— Problem details —
Repeat the listing word for word. No pictures belong in the copy.

— Record set —
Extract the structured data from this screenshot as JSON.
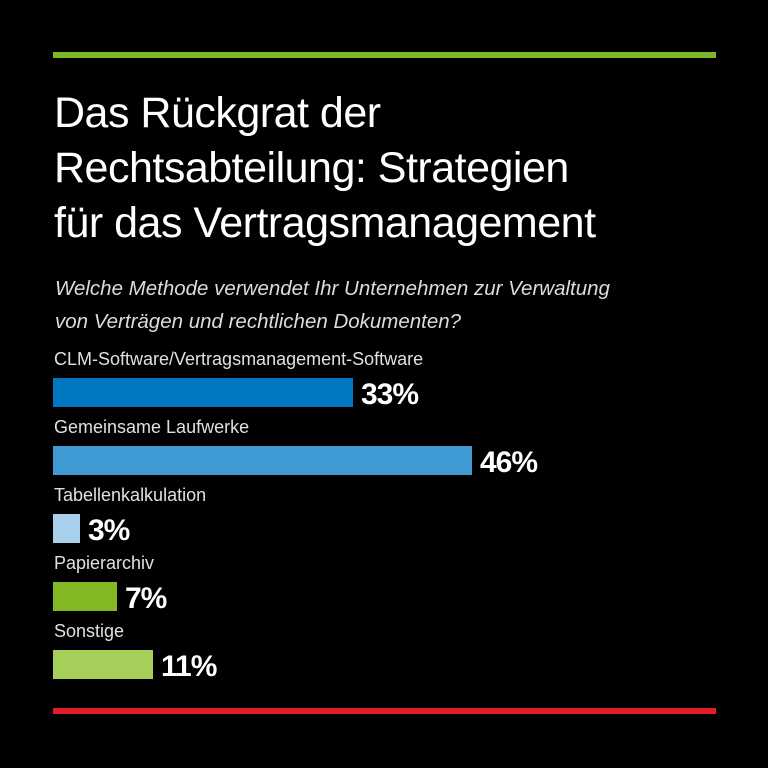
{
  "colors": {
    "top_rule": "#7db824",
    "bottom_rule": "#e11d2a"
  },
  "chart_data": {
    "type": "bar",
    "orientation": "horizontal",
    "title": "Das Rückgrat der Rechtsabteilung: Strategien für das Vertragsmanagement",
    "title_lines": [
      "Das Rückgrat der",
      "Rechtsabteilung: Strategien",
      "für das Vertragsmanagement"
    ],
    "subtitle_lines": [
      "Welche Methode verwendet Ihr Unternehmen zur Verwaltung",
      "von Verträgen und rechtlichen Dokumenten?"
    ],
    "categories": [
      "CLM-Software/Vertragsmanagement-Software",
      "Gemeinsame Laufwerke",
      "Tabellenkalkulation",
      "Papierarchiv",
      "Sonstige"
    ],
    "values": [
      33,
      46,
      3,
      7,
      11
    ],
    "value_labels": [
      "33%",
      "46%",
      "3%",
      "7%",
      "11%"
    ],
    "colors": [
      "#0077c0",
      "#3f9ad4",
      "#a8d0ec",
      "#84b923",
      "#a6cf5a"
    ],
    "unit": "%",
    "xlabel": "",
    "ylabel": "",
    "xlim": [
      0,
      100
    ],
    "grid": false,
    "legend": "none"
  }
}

— The response —
Extract the structured data from this screenshot as JSON.
{
  "colors": {
    "top_rule": "#7db824",
    "bottom_rule": "#e11d2a"
  },
  "chart_data": {
    "type": "bar",
    "orientation": "horizontal",
    "title": "Das Rückgrat der Rechtsabteilung: Strategien für das Vertragsmanagement",
    "title_lines": [
      "Das Rückgrat der",
      "Rechtsabteilung: Strategien",
      "für das Vertragsmanagement"
    ],
    "subtitle_lines": [
      "Welche Methode verwendet Ihr Unternehmen zur Verwaltung",
      "von Verträgen und rechtlichen Dokumenten?"
    ],
    "categories": [
      "CLM-Software/Vertragsmanagement-Software",
      "Gemeinsame Laufwerke",
      "Tabellenkalkulation",
      "Papierarchiv",
      "Sonstige"
    ],
    "values": [
      33,
      46,
      3,
      7,
      11
    ],
    "value_labels": [
      "33%",
      "46%",
      "3%",
      "7%",
      "11%"
    ],
    "colors": [
      "#0077c0",
      "#3f9ad4",
      "#a8d0ec",
      "#84b923",
      "#a6cf5a"
    ],
    "unit": "%",
    "xlabel": "",
    "ylabel": "",
    "xlim": [
      0,
      100
    ],
    "grid": false,
    "legend": "none"
  }
}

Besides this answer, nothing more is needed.